* [WHAT YOU HAVE TO DO]: Print out every line, exactly as written.
▽
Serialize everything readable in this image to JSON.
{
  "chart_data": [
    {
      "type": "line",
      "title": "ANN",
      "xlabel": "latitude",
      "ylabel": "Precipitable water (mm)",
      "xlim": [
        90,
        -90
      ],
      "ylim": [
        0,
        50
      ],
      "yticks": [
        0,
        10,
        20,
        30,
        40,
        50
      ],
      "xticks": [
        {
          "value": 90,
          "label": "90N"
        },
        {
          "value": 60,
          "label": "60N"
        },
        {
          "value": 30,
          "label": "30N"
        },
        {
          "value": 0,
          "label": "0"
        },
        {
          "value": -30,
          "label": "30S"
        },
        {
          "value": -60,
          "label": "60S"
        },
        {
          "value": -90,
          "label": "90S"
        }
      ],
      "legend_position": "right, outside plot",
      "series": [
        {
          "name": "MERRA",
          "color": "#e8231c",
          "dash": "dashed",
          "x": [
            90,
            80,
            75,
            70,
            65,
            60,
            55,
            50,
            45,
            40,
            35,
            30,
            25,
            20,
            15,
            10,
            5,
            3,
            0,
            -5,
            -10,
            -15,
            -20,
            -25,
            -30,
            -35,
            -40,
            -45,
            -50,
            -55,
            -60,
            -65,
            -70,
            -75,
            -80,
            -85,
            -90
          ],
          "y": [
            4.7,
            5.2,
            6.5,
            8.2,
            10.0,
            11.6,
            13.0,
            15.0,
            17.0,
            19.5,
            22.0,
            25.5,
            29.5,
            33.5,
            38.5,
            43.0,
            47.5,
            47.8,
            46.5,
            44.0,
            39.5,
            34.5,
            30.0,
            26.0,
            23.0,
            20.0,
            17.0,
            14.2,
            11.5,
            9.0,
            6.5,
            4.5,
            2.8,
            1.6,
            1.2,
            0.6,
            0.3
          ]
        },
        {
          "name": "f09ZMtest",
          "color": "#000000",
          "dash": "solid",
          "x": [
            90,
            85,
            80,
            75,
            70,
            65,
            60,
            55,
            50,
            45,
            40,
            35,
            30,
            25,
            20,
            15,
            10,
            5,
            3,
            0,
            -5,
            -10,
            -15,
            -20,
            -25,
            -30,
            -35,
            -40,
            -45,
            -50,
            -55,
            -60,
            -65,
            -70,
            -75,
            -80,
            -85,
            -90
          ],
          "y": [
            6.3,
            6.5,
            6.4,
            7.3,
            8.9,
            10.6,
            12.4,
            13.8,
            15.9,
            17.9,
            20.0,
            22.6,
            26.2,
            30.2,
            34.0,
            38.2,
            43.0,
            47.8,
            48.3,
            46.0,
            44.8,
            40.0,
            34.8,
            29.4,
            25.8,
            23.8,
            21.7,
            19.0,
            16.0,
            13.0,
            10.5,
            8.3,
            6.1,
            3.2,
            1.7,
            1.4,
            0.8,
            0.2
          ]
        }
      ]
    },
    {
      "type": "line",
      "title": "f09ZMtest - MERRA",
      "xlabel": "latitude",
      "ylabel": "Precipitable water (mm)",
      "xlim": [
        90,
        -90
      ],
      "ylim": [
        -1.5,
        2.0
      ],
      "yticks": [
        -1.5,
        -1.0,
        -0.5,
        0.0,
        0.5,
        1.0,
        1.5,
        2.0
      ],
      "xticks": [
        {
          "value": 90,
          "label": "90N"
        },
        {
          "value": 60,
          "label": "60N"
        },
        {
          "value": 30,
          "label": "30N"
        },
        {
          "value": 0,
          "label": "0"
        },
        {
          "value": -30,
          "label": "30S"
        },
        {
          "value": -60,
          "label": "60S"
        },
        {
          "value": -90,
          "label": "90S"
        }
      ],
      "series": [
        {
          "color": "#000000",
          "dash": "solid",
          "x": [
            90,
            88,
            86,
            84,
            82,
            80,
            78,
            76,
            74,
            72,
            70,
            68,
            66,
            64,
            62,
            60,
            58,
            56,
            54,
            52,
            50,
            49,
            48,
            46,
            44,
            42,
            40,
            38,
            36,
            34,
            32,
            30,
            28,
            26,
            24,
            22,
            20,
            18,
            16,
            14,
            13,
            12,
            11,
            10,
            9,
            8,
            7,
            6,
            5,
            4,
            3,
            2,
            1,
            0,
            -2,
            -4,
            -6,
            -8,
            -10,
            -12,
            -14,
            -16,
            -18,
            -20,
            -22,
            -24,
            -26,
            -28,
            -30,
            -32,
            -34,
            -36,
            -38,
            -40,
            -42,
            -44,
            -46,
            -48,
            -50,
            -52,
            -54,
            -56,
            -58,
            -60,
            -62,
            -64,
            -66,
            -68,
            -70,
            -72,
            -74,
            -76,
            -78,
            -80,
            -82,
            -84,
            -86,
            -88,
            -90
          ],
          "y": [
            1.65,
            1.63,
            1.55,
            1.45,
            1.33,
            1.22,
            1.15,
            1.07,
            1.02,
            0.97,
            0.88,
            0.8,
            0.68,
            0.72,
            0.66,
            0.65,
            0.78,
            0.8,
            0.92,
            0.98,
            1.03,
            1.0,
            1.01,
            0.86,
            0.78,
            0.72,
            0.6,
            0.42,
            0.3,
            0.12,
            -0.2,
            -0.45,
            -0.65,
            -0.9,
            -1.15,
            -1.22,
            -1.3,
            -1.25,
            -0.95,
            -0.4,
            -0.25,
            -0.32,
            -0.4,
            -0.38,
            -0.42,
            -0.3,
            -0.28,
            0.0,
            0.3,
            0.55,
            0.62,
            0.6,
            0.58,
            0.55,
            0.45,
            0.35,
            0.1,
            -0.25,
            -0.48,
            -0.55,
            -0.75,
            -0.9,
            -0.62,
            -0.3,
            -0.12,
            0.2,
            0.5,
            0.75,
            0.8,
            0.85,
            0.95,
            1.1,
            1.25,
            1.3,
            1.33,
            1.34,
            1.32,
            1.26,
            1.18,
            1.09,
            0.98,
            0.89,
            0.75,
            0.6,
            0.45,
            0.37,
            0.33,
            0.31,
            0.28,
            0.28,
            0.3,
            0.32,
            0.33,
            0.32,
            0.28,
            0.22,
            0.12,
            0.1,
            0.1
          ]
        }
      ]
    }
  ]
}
△
* [THE REPLY]:
Serialize everything readable in this image to JSON.
{
  "chart_data": [
    {
      "type": "line",
      "title": "ANN",
      "xlabel": "latitude",
      "ylabel": "Precipitable water (mm)",
      "xlim": [
        90,
        -90
      ],
      "ylim": [
        0,
        50
      ],
      "yticks": [
        0,
        10,
        20,
        30,
        40,
        50
      ],
      "xticks": [
        {
          "value": 90,
          "label": "90N"
        },
        {
          "value": 60,
          "label": "60N"
        },
        {
          "value": 30,
          "label": "30N"
        },
        {
          "value": 0,
          "label": "0"
        },
        {
          "value": -30,
          "label": "30S"
        },
        {
          "value": -60,
          "label": "60S"
        },
        {
          "value": -90,
          "label": "90S"
        }
      ],
      "legend_position": "right, outside plot",
      "series": [
        {
          "name": "MERRA",
          "color": "#e8231c",
          "dash": "dashed",
          "x": [
            90,
            80,
            75,
            70,
            65,
            60,
            55,
            50,
            45,
            40,
            35,
            30,
            25,
            20,
            15,
            10,
            5,
            3,
            0,
            -5,
            -10,
            -15,
            -20,
            -25,
            -30,
            -35,
            -40,
            -45,
            -50,
            -55,
            -60,
            -65,
            -70,
            -75,
            -80,
            -85,
            -90
          ],
          "y": [
            4.7,
            5.2,
            6.5,
            8.2,
            10.0,
            11.6,
            13.0,
            15.0,
            17.0,
            19.5,
            22.0,
            25.5,
            29.5,
            33.5,
            38.5,
            43.0,
            47.5,
            47.8,
            46.5,
            44.0,
            39.5,
            34.5,
            30.0,
            26.0,
            23.0,
            20.0,
            17.0,
            14.2,
            11.5,
            9.0,
            6.5,
            4.5,
            2.8,
            1.6,
            1.2,
            0.6,
            0.3
          ]
        },
        {
          "name": "f09ZMtest",
          "color": "#000000",
          "dash": "solid",
          "x": [
            90,
            85,
            80,
            75,
            70,
            65,
            60,
            55,
            50,
            45,
            40,
            35,
            30,
            25,
            20,
            15,
            10,
            5,
            3,
            0,
            -5,
            -10,
            -15,
            -20,
            -25,
            -30,
            -35,
            -40,
            -45,
            -50,
            -55,
            -60,
            -65,
            -70,
            -75,
            -80,
            -85,
            -90
          ],
          "y": [
            6.3,
            6.5,
            6.4,
            7.3,
            8.9,
            10.6,
            12.4,
            13.8,
            15.9,
            17.9,
            20.0,
            22.6,
            26.2,
            30.2,
            34.0,
            38.2,
            43.0,
            47.8,
            48.3,
            46.0,
            44.8,
            40.0,
            34.8,
            29.4,
            25.8,
            23.8,
            21.7,
            19.0,
            16.0,
            13.0,
            10.5,
            8.3,
            6.1,
            3.2,
            1.7,
            1.4,
            0.8,
            0.2
          ]
        }
      ]
    },
    {
      "type": "line",
      "title": "f09ZMtest - MERRA",
      "xlabel": "latitude",
      "ylabel": "Precipitable water (mm)",
      "xlim": [
        90,
        -90
      ],
      "ylim": [
        -1.5,
        2.0
      ],
      "yticks": [
        -1.5,
        -1.0,
        -0.5,
        0.0,
        0.5,
        1.0,
        1.5,
        2.0
      ],
      "xticks": [
        {
          "value": 90,
          "label": "90N"
        },
        {
          "value": 60,
          "label": "60N"
        },
        {
          "value": 30,
          "label": "30N"
        },
        {
          "value": 0,
          "label": "0"
        },
        {
          "value": -30,
          "label": "30S"
        },
        {
          "value": -60,
          "label": "60S"
        },
        {
          "value": -90,
          "label": "90S"
        }
      ],
      "series": [
        {
          "color": "#000000",
          "dash": "solid",
          "x": [
            90,
            88,
            86,
            84,
            82,
            80,
            78,
            76,
            74,
            72,
            70,
            68,
            66,
            64,
            62,
            60,
            58,
            56,
            54,
            52,
            50,
            49,
            48,
            46,
            44,
            42,
            40,
            38,
            36,
            34,
            32,
            30,
            28,
            26,
            24,
            22,
            20,
            18,
            16,
            14,
            13,
            12,
            11,
            10,
            9,
            8,
            7,
            6,
            5,
            4,
            3,
            2,
            1,
            0,
            -2,
            -4,
            -6,
            -8,
            -10,
            -12,
            -14,
            -16,
            -18,
            -20,
            -22,
            -24,
            -26,
            -28,
            -30,
            -32,
            -34,
            -36,
            -38,
            -40,
            -42,
            -44,
            -46,
            -48,
            -50,
            -52,
            -54,
            -56,
            -58,
            -60,
            -62,
            -64,
            -66,
            -68,
            -70,
            -72,
            -74,
            -76,
            -78,
            -80,
            -82,
            -84,
            -86,
            -88,
            -90
          ],
          "y": [
            1.65,
            1.63,
            1.55,
            1.45,
            1.33,
            1.22,
            1.15,
            1.07,
            1.02,
            0.97,
            0.88,
            0.8,
            0.68,
            0.72,
            0.66,
            0.65,
            0.78,
            0.8,
            0.92,
            0.98,
            1.03,
            1.0,
            1.01,
            0.86,
            0.78,
            0.72,
            0.6,
            0.42,
            0.3,
            0.12,
            -0.2,
            -0.45,
            -0.65,
            -0.9,
            -1.15,
            -1.22,
            -1.3,
            -1.25,
            -0.95,
            -0.4,
            -0.25,
            -0.32,
            -0.4,
            -0.38,
            -0.42,
            -0.3,
            -0.28,
            0.0,
            0.3,
            0.55,
            0.62,
            0.6,
            0.58,
            0.55,
            0.45,
            0.35,
            0.1,
            -0.25,
            -0.48,
            -0.55,
            -0.75,
            -0.9,
            -0.62,
            -0.3,
            -0.12,
            0.2,
            0.5,
            0.75,
            0.8,
            0.85,
            0.95,
            1.1,
            1.25,
            1.3,
            1.33,
            1.34,
            1.32,
            1.26,
            1.18,
            1.09,
            0.98,
            0.89,
            0.75,
            0.6,
            0.45,
            0.37,
            0.33,
            0.31,
            0.28,
            0.28,
            0.3,
            0.32,
            0.33,
            0.32,
            0.28,
            0.22,
            0.12,
            0.1,
            0.1
          ]
        }
      ]
    }
  ]
}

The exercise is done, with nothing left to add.